__DESCRIPTION OF THE TASK__: Word by word and line by line, write out all of the records.

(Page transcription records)
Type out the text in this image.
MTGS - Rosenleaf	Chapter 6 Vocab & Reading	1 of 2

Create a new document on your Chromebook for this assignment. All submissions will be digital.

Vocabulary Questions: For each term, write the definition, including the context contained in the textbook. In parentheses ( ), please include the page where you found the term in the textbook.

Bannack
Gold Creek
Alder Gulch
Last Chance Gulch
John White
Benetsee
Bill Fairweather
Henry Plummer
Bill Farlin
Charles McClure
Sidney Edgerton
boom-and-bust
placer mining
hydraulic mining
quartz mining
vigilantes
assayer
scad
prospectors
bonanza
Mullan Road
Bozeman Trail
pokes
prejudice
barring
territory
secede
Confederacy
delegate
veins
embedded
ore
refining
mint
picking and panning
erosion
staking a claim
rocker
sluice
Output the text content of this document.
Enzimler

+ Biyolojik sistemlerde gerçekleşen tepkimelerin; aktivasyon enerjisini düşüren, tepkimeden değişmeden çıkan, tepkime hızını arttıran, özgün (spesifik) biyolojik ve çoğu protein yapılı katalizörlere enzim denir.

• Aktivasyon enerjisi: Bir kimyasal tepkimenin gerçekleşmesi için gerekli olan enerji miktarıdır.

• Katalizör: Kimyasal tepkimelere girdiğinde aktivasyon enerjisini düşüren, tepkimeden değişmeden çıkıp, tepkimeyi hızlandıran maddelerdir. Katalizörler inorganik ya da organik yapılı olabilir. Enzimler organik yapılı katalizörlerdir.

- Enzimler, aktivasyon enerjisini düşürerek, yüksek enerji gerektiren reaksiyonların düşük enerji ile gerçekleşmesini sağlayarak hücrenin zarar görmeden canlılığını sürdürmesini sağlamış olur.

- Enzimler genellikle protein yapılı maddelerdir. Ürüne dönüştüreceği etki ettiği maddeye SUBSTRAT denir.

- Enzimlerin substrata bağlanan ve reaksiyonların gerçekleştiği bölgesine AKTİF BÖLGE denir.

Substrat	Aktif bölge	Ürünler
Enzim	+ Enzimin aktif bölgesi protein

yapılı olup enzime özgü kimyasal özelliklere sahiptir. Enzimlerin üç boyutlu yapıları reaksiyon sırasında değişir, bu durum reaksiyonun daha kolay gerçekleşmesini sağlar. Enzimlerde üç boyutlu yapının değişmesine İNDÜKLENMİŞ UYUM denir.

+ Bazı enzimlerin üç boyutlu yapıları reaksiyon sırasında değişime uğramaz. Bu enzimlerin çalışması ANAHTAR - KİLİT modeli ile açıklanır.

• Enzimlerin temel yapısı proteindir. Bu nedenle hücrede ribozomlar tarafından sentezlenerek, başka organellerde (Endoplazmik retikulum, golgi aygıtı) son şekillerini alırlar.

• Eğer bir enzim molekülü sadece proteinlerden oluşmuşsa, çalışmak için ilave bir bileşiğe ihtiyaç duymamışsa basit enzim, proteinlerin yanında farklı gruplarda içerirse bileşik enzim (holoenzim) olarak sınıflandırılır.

__THE ANSWER__:
Type out the text in this image.
MTGS - Rosenleaf	Chapter 6 Vocab & Reading	1 of 2

Create a new document on your Chromebook for this assignment. All submissions will be digital.

Vocabulary Questions: For each term, write the definition, including the context contained in the textbook. In parentheses ( ), please include the page where you found the term in the textbook.

Bannack
Gold Creek
Alder Gulch
Last Chance Gulch
John White
Benetsee
Bill Fairweather
Henry Plummer
Bill Farlin
Charles McClure
Sidney Edgerton
boom-and-bust
placer mining
hydraulic mining
quartz mining
vigilantes
assayer
scad
prospectors
bonanza
Mullan Road
Bozeman Trail
pokes
prejudice
barring
territory
secede
Confederacy
delegate
veins
embedded
ore
refining
mint
picking and panning
erosion
staking a claim
rocker
sluice
Output the text content of this document.
Enzimler

+ Biyolojik sistemlerde gerçekleşen tepkimelerin; aktivasyon enerjisini düşüren, tepkimeden değişmeden çıkan, tepkime hızını arttıran, özgün (spesifik) biyolojik ve çoğu protein yapılı katalizörlere enzim denir.

• Aktivasyon enerjisi: Bir kimyasal tepkimenin gerçekleşmesi için gerekli olan enerji miktarıdır.

• Katalizör: Kimyasal tepkimelere girdiğinde aktivasyon enerjisini düşüren, tepkimeden değişmeden çıkıp, tepkimeyi hızlandıran maddelerdir. Katalizörler inorganik ya da organik yapılı olabilir. Enzimler organik yapılı katalizörlerdir.

- Enzimler, aktivasyon enerjisini düşürerek, yüksek enerji gerektiren reaksiyonların düşük enerji ile gerçekleşmesini sağlayarak hücrenin zarar görmeden canlılığını sürdürmesini sağlamış olur.

- Enzimler genellikle protein yapılı maddelerdir. Ürüne dönüştüreceği etki ettiği maddeye SUBSTRAT denir.

- Enzimlerin substrata bağlanan ve reaksiyonların gerçekleştiği bölgesine AKTİF BÖLGE denir.

Substrat	Aktif bölge	Ürünler
Enzim	+ Enzimin aktif bölgesi protein

yapılı olup enzime özgü kimyasal özelliklere sahiptir. Enzimlerin üç boyutlu yapıları reaksiyon sırasında değişir, bu durum reaksiyonun daha kolay gerçekleşmesini sağlar. Enzimlerde üç boyutlu yapının değişmesine İNDÜKLENMİŞ UYUM denir.

+ Bazı enzimlerin üç boyutlu yapıları reaksiyon sırasında değişime uğramaz. Bu enzimlerin çalışması ANAHTAR - KİLİT modeli ile açıklanır.

• Enzimlerin temel yapısı proteindir. Bu nedenle hücrede ribozomlar tarafından sentezlenerek, başka organellerde (Endoplazmik retikulum, golgi aygıtı) son şekillerini alırlar.

• Eğer bir enzim molekülü sadece proteinlerden oluşmuşsa, çalışmak için ilave bir bileşiğe ihtiyaç duymamışsa basit enzim, proteinlerin yanında farklı gruplarda içerirse bileşik enzim (holoenzim) olarak sınıflandırılır.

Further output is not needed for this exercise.